* **Task to complete**
Write out the data below in full. Keep it exact.

* **Dataset items**
________________________

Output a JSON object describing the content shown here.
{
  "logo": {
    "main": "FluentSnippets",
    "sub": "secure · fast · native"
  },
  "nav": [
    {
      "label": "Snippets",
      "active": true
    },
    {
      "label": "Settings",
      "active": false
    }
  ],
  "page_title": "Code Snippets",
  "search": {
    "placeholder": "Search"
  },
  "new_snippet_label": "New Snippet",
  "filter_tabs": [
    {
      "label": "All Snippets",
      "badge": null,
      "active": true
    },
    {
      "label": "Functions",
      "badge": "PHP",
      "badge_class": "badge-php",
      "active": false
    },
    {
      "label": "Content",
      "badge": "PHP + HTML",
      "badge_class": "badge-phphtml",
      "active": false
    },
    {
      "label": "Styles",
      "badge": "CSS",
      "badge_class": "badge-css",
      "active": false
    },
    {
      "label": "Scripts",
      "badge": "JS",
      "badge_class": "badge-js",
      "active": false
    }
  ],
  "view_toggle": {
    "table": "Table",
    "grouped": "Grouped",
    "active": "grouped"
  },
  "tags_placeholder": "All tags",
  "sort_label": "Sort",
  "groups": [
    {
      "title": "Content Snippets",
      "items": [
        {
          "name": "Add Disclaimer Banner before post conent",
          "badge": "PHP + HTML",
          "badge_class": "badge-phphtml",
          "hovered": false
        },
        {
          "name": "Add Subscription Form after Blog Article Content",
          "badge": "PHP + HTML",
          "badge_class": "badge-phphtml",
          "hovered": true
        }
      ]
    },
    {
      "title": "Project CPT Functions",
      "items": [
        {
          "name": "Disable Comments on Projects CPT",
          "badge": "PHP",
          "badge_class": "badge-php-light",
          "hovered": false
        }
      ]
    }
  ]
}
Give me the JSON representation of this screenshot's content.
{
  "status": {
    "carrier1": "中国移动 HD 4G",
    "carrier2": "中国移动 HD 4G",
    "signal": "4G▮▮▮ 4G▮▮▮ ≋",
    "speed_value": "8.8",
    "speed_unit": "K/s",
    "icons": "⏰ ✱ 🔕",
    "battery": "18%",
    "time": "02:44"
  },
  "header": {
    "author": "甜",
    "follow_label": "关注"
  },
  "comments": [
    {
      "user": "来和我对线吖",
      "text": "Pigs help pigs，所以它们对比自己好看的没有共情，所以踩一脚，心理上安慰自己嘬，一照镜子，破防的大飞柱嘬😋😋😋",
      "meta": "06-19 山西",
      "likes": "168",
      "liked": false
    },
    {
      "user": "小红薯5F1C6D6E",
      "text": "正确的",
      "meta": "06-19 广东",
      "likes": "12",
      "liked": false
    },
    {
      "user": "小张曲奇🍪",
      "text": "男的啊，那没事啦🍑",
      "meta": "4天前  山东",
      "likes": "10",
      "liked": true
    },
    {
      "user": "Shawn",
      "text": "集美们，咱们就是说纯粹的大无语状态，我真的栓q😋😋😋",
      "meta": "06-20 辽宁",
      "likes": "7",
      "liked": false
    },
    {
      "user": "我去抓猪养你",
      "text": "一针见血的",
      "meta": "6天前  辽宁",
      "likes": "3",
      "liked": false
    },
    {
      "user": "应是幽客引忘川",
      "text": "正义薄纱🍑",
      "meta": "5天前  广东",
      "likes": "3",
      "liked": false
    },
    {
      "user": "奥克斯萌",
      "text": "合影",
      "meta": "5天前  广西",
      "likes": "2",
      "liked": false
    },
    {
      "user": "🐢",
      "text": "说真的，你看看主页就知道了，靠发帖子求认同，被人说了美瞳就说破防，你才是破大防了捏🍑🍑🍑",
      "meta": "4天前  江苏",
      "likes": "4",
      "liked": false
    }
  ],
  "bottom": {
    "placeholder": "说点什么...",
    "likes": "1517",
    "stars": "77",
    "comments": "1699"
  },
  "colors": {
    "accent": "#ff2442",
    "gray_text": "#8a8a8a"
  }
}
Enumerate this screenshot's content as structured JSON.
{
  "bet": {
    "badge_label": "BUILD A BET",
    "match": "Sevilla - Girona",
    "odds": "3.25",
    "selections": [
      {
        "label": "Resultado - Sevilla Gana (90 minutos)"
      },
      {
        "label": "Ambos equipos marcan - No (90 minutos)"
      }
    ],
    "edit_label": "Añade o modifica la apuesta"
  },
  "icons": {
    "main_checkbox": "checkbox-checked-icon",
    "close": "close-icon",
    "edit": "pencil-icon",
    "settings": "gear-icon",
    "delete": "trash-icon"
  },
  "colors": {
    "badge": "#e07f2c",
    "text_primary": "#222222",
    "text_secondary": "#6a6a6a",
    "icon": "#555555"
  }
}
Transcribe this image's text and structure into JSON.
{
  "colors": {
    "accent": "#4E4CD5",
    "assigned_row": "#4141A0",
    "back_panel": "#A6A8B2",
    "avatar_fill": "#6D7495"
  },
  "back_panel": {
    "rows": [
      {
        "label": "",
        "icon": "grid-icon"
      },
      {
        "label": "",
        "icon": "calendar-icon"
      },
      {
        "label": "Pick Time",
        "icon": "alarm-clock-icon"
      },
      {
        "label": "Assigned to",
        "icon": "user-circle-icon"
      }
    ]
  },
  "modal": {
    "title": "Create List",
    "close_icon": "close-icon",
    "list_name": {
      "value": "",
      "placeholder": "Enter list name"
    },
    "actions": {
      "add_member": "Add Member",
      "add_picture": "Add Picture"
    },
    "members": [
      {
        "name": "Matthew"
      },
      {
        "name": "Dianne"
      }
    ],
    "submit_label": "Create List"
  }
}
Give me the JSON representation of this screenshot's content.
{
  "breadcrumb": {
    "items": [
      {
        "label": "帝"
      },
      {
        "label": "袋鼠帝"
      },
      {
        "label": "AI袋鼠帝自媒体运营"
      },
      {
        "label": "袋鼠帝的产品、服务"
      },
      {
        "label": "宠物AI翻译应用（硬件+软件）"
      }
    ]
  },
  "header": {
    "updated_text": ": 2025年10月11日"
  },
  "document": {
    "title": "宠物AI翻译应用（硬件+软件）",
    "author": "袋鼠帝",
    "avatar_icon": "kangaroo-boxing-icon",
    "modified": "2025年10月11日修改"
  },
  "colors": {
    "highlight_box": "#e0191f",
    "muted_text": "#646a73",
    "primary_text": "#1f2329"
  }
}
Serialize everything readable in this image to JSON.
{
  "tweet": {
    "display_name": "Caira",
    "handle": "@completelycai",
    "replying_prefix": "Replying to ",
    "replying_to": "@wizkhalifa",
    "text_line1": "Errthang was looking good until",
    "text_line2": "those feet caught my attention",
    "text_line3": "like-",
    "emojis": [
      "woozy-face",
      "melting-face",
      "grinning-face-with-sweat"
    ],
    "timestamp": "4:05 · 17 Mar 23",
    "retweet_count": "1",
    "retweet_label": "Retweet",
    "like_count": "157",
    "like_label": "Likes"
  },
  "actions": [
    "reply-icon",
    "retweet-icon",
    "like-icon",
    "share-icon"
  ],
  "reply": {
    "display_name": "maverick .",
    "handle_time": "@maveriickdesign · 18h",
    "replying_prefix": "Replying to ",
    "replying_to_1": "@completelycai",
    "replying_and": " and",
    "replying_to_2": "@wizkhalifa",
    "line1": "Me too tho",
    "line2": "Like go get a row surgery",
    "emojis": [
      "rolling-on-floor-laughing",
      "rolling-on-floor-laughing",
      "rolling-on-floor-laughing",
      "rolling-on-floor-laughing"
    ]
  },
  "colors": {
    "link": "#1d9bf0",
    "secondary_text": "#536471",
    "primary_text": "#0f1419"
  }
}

________________________

* **Finished answer**
Output a JSON object describing the content shown here.
{
  "logo": {
    "main": "FluentSnippets",
    "sub": "secure · fast · native"
  },
  "nav": [
    {
      "label": "Snippets",
      "active": true
    },
    {
      "label": "Settings",
      "active": false
    }
  ],
  "page_title": "Code Snippets",
  "search": {
    "placeholder": "Search"
  },
  "new_snippet_label": "New Snippet",
  "filter_tabs": [
    {
      "label": "All Snippets",
      "badge": null,
      "active": true
    },
    {
      "label": "Functions",
      "badge": "PHP",
      "badge_class": "badge-php",
      "active": false
    },
    {
      "label": "Content",
      "badge": "PHP + HTML",
      "badge_class": "badge-phphtml",
      "active": false
    },
    {
      "label": "Styles",
      "badge": "CSS",
      "badge_class": "badge-css",
      "active": false
    },
    {
      "label": "Scripts",
      "badge": "JS",
      "badge_class": "badge-js",
      "active": false
    }
  ],
  "view_toggle": {
    "table": "Table",
    "grouped": "Grouped",
    "active": "grouped"
  },
  "tags_placeholder": "All tags",
  "sort_label": "Sort",
  "groups": [
    {
      "title": "Content Snippets",
      "items": [
        {
          "name": "Add Disclaimer Banner before post conent",
          "badge": "PHP + HTML",
          "badge_class": "badge-phphtml",
          "hovered": false
        },
        {
          "name": "Add Subscription Form after Blog Article Content",
          "badge": "PHP + HTML",
          "badge_class": "badge-phphtml",
          "hovered": true
        }
      ]
    },
    {
      "title": "Project CPT Functions",
      "items": [
        {
          "name": "Disable Comments on Projects CPT",
          "badge": "PHP",
          "badge_class": "badge-php-light",
          "hovered": false
        }
      ]
    }
  ]
}
Give me the JSON representation of this screenshot's content.
{
  "status": {
    "carrier1": "中国移动 HD 4G",
    "carrier2": "中国移动 HD 4G",
    "signal": "4G▮▮▮ 4G▮▮▮ ≋",
    "speed_value": "8.8",
    "speed_unit": "K/s",
    "icons": "⏰ ✱ 🔕",
    "battery": "18%",
    "time": "02:44"
  },
  "header": {
    "author": "甜",
    "follow_label": "关注"
  },
  "comments": [
    {
      "user": "来和我对线吖",
      "text": "Pigs help pigs，所以它们对比自己好看的没有共情，所以踩一脚，心理上安慰自己嘬，一照镜子，破防的大飞柱嘬😋😋😋",
      "meta": "06-19 山西",
      "likes": "168",
      "liked": false
    },
    {
      "user": "小红薯5F1C6D6E",
      "text": "正确的",
      "meta": "06-19 广东",
      "likes": "12",
      "liked": false
    },
    {
      "user": "小张曲奇🍪",
      "text": "男的啊，那没事啦🍑",
      "meta": "4天前  山东",
      "likes": "10",
      "liked": true
    },
    {
      "user": "Shawn",
      "text": "集美们，咱们就是说纯粹的大无语状态，我真的栓q😋😋😋",
      "meta": "06-20 辽宁",
      "likes": "7",
      "liked": false
    },
    {
      "user": "我去抓猪养你",
      "text": "一针见血的",
      "meta": "6天前  辽宁",
      "likes": "3",
      "liked": false
    },
    {
      "user": "应是幽客引忘川",
      "text": "正义薄纱🍑",
      "meta": "5天前  广东",
      "likes": "3",
      "liked": false
    },
    {
      "user": "奥克斯萌",
      "text": "合影",
      "meta": "5天前  广西",
      "likes": "2",
      "liked": false
    },
    {
      "user": "🐢",
      "text": "说真的，你看看主页就知道了，靠发帖子求认同，被人说了美瞳就说破防，你才是破大防了捏🍑🍑🍑",
      "meta": "4天前  江苏",
      "likes": "4",
      "liked": false
    }
  ],
  "bottom": {
    "placeholder": "说点什么...",
    "likes": "1517",
    "stars": "77",
    "comments": "1699"
  },
  "colors": {
    "accent": "#ff2442",
    "gray_text": "#8a8a8a"
  }
}
Enumerate this screenshot's content as structured JSON.
{
  "bet": {
    "badge_label": "BUILD A BET",
    "match": "Sevilla - Girona",
    "odds": "3.25",
    "selections": [
      {
        "label": "Resultado - Sevilla Gana (90 minutos)"
      },
      {
        "label": "Ambos equipos marcan - No (90 minutos)"
      }
    ],
    "edit_label": "Añade o modifica la apuesta"
  },
  "icons": {
    "main_checkbox": "checkbox-checked-icon",
    "close": "close-icon",
    "edit": "pencil-icon",
    "settings": "gear-icon",
    "delete": "trash-icon"
  },
  "colors": {
    "badge": "#e07f2c",
    "text_primary": "#222222",
    "text_secondary": "#6a6a6a",
    "icon": "#555555"
  }
}
Transcribe this image's text and structure into JSON.
{
  "colors": {
    "accent": "#4E4CD5",
    "assigned_row": "#4141A0",
    "back_panel": "#A6A8B2",
    "avatar_fill": "#6D7495"
  },
  "back_panel": {
    "rows": [
      {
        "label": "",
        "icon": "grid-icon"
      },
      {
        "label": "",
        "icon": "calendar-icon"
      },
      {
        "label": "Pick Time",
        "icon": "alarm-clock-icon"
      },
      {
        "label": "Assigned to",
        "icon": "user-circle-icon"
      }
    ]
  },
  "modal": {
    "title": "Create List",
    "close_icon": "close-icon",
    "list_name": {
      "value": "",
      "placeholder": "Enter list name"
    },
    "actions": {
      "add_member": "Add Member",
      "add_picture": "Add Picture"
    },
    "members": [
      {
        "name": "Matthew"
      },
      {
        "name": "Dianne"
      }
    ],
    "submit_label": "Create List"
  }
}
Give me the JSON representation of this screenshot's content.
{
  "breadcrumb": {
    "items": [
      {
        "label": "帝"
      },
      {
        "label": "袋鼠帝"
      },
      {
        "label": "AI袋鼠帝自媒体运营"
      },
      {
        "label": "袋鼠帝的产品、服务"
      },
      {
        "label": "宠物AI翻译应用（硬件+软件）"
      }
    ]
  },
  "header": {
    "updated_text": ": 2025年10月11日"
  },
  "document": {
    "title": "宠物AI翻译应用（硬件+软件）",
    "author": "袋鼠帝",
    "avatar_icon": "kangaroo-boxing-icon",
    "modified": "2025年10月11日修改"
  },
  "colors": {
    "highlight_box": "#e0191f",
    "muted_text": "#646a73",
    "primary_text": "#1f2329"
  }
}
Serialize everything readable in this image to JSON.
{
  "tweet": {
    "display_name": "Caira",
    "handle": "@completelycai",
    "replying_prefix": "Replying to ",
    "replying_to": "@wizkhalifa",
    "text_line1": "Errthang was looking good until",
    "text_line2": "those feet caught my attention",
    "text_line3": "like-",
    "emojis": [
      "woozy-face",
      "melting-face",
      "grinning-face-with-sweat"
    ],
    "timestamp": "4:05 · 17 Mar 23",
    "retweet_count": "1",
    "retweet_label": "Retweet",
    "like_count": "157",
    "like_label": "Likes"
  },
  "actions": [
    "reply-icon",
    "retweet-icon",
    "like-icon",
    "share-icon"
  ],
  "reply": {
    "display_name": "maverick .",
    "handle_time": "@maveriickdesign · 18h",
    "replying_prefix": "Replying to ",
    "replying_to_1": "@completelycai",
    "replying_and": " and",
    "replying_to_2": "@wizkhalifa",
    "line1": "Me too tho",
    "line2": "Like go get a row surgery",
    "emojis": [
      "rolling-on-floor-laughing",
      "rolling-on-floor-laughing",
      "rolling-on-floor-laughing",
      "rolling-on-floor-laughing"
    ]
  },
  "colors": {
    "link": "#1d9bf0",
    "secondary_text": "#536471",
    "primary_text": "#0f1419"
  }
}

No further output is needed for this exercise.